### Set exercise
Determine how many lines of the entries contain "your". Reply with that number alone.

### Data excerpts
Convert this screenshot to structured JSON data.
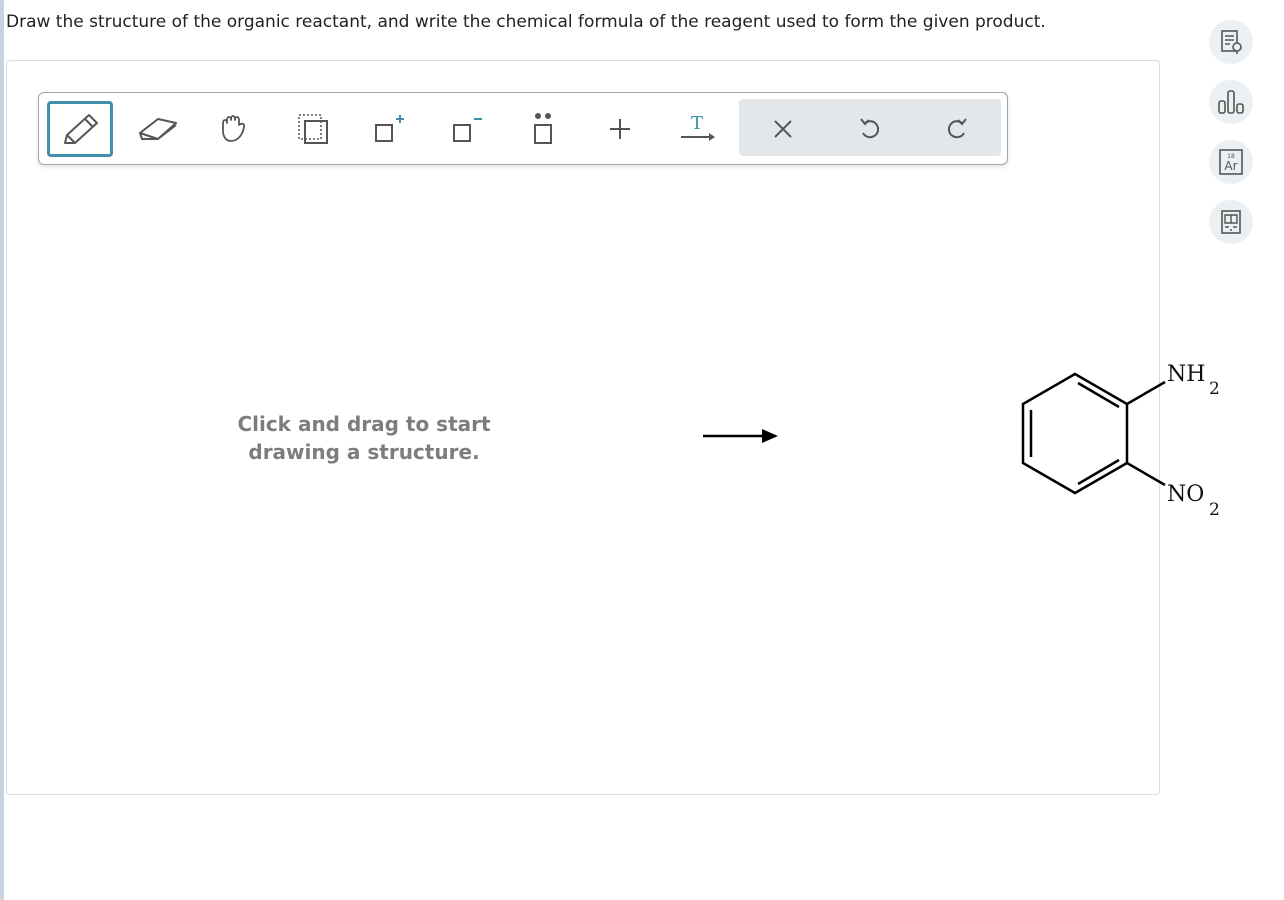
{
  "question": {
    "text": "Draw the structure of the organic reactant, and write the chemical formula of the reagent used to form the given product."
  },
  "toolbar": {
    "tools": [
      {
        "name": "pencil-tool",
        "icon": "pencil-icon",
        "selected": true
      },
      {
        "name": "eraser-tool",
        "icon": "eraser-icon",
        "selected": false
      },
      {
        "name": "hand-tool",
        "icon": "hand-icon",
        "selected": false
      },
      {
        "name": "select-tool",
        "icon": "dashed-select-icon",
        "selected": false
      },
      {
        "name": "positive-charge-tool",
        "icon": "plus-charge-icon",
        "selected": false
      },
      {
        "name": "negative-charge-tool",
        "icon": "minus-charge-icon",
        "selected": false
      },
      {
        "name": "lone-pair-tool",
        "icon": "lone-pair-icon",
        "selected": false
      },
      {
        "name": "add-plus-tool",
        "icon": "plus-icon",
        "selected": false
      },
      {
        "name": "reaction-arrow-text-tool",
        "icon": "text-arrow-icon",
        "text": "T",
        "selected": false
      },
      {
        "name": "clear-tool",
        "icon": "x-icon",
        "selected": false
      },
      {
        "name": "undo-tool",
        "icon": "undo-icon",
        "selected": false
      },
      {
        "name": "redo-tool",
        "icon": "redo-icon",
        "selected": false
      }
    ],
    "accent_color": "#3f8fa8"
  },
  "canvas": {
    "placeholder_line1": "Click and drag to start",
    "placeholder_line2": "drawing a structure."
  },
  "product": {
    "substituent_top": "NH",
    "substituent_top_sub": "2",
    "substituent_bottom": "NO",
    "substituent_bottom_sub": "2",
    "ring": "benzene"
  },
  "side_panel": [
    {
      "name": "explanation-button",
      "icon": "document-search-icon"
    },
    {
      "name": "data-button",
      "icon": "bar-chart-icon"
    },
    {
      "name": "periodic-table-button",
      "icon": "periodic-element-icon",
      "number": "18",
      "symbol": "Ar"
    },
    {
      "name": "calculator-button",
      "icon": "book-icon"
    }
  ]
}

==

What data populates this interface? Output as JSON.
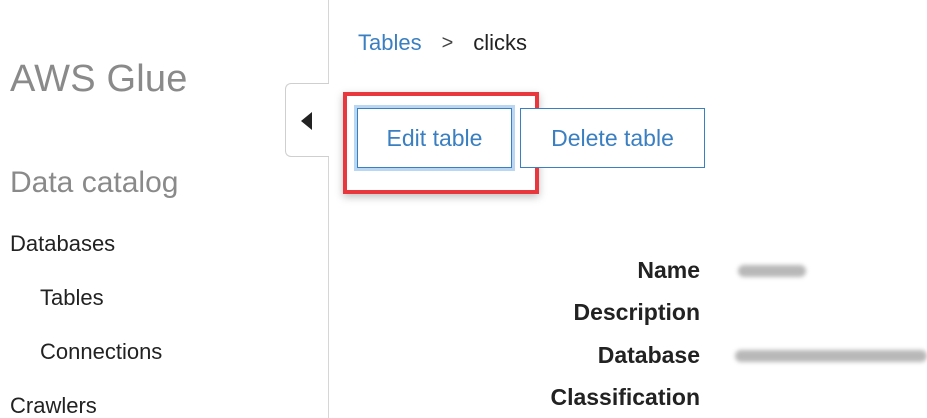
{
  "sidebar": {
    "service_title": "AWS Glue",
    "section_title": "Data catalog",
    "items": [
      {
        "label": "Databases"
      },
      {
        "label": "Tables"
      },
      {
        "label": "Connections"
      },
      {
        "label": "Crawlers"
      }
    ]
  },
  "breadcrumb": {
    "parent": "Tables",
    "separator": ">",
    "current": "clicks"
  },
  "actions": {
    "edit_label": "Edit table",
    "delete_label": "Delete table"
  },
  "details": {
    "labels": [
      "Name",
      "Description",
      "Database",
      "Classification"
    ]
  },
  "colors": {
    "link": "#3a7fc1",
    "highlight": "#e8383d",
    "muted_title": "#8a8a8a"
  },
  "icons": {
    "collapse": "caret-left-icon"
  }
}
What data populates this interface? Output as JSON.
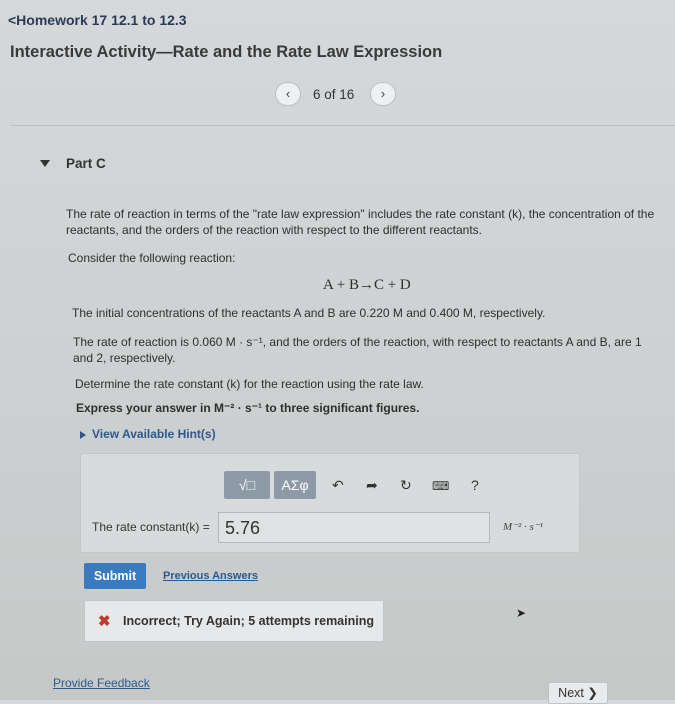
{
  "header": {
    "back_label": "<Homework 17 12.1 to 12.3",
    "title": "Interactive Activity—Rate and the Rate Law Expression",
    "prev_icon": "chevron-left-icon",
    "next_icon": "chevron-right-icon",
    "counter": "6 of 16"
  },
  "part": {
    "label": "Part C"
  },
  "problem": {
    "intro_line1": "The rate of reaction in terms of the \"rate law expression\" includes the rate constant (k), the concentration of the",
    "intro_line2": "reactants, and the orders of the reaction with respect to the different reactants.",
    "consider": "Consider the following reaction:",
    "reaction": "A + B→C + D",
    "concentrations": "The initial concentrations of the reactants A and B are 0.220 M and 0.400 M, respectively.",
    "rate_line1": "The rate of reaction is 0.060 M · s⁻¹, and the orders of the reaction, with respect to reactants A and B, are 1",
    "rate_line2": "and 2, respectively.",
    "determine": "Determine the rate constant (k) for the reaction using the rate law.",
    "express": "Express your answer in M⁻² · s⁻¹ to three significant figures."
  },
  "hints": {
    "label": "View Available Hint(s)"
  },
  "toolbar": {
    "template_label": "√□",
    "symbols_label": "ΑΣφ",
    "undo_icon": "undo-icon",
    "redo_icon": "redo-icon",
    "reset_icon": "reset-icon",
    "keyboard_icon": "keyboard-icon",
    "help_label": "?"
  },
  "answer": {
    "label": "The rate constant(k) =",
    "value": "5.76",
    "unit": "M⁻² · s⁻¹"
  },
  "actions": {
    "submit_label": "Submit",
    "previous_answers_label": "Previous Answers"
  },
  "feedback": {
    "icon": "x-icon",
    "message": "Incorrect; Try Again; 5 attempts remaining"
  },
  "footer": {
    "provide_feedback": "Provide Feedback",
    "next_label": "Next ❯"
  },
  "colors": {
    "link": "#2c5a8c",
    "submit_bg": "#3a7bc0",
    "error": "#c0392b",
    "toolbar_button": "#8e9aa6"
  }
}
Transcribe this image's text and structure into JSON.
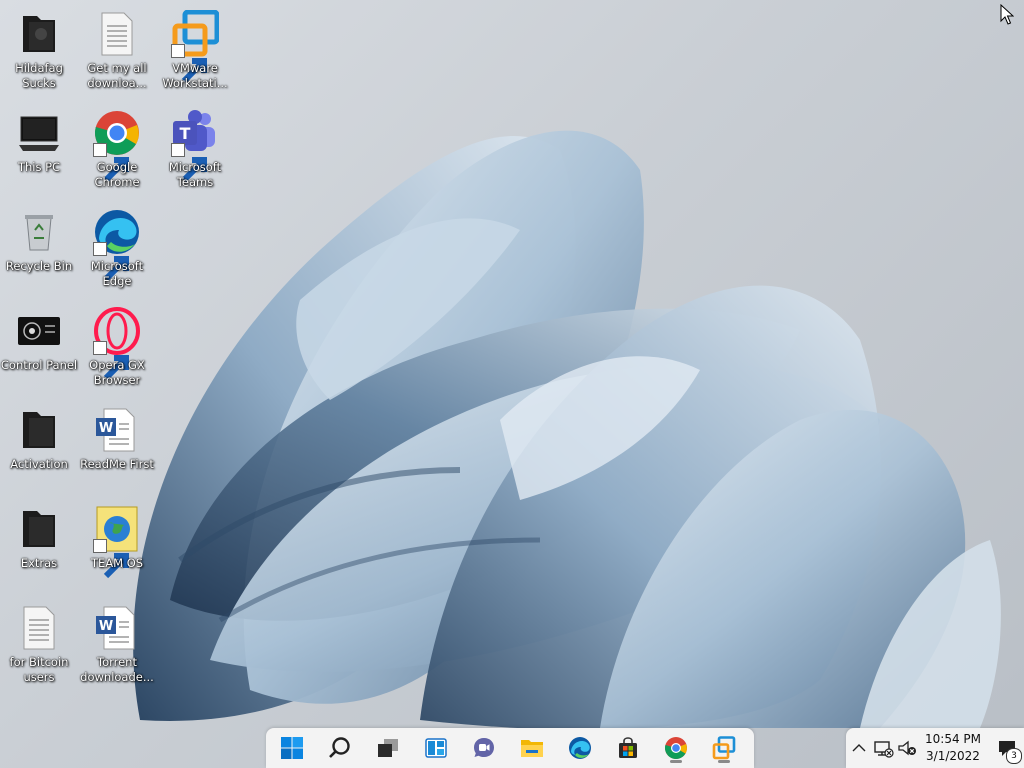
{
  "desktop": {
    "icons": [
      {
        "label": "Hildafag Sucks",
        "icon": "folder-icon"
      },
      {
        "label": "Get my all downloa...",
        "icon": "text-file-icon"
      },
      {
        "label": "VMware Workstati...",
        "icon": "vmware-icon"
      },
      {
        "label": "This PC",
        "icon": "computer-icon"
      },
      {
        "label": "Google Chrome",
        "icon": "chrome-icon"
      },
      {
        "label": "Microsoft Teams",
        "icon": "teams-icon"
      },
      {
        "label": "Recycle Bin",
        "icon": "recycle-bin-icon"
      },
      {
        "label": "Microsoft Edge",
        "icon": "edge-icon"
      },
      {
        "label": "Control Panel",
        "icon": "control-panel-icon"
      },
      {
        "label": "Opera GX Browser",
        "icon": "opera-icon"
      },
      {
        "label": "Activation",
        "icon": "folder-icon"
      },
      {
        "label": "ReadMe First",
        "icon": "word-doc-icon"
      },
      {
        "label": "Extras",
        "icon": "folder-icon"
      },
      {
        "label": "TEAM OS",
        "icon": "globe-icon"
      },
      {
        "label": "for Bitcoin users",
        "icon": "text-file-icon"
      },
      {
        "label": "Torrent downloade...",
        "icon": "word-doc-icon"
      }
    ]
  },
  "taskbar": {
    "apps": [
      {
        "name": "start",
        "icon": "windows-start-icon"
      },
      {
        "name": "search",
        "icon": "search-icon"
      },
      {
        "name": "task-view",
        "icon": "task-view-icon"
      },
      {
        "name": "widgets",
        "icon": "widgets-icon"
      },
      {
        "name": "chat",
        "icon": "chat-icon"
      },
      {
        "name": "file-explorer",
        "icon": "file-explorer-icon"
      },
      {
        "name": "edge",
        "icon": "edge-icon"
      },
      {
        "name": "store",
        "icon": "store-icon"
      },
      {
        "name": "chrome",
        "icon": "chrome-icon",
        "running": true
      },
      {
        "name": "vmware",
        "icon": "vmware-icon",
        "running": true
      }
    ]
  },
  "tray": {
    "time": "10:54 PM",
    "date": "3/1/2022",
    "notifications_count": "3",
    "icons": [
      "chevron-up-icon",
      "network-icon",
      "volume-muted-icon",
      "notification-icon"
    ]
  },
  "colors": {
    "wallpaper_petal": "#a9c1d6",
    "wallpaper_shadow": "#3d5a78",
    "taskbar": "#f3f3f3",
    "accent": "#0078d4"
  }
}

==

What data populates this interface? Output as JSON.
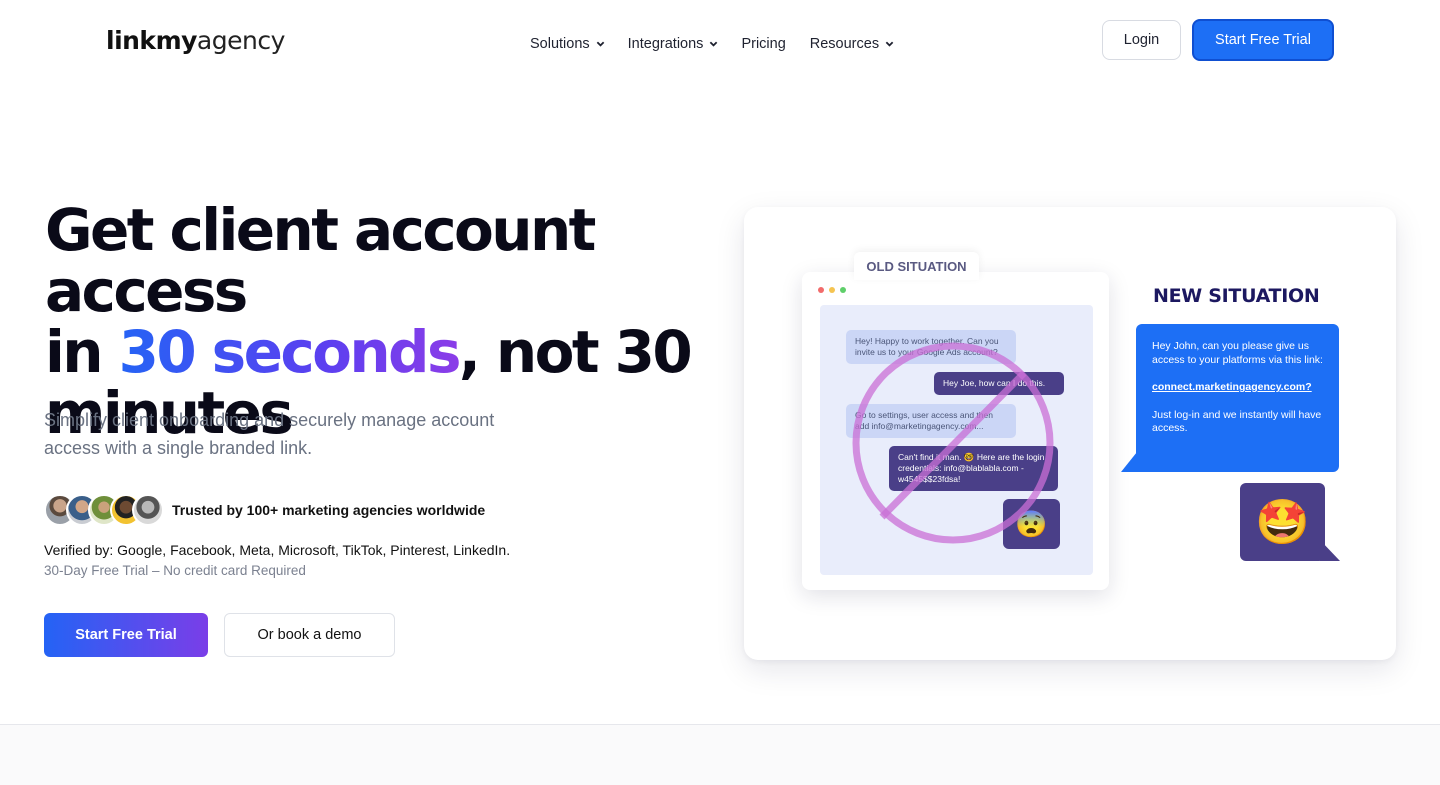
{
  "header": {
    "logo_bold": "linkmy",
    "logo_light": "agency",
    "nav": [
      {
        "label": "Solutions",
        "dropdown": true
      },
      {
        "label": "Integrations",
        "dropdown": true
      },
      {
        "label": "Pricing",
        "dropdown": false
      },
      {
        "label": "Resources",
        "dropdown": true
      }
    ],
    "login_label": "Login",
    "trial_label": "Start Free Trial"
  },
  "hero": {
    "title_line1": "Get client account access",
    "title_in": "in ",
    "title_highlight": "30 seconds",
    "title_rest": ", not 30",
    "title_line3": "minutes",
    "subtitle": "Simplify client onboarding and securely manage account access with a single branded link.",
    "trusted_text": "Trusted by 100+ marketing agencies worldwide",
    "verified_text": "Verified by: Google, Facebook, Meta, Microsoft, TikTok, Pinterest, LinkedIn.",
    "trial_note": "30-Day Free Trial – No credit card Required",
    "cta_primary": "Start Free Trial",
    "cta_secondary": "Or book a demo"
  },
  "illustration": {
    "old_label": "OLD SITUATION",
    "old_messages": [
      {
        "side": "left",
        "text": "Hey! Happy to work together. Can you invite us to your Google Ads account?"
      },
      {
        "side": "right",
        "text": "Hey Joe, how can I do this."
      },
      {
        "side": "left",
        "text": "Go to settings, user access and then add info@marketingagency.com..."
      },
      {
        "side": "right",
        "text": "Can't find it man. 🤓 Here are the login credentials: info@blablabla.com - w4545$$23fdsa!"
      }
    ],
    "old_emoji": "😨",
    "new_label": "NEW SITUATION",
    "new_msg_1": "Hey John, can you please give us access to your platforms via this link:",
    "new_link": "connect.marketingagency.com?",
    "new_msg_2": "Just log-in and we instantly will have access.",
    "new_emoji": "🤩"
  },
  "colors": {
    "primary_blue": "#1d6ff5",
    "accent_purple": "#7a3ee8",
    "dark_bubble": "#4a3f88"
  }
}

### Exercise answer
3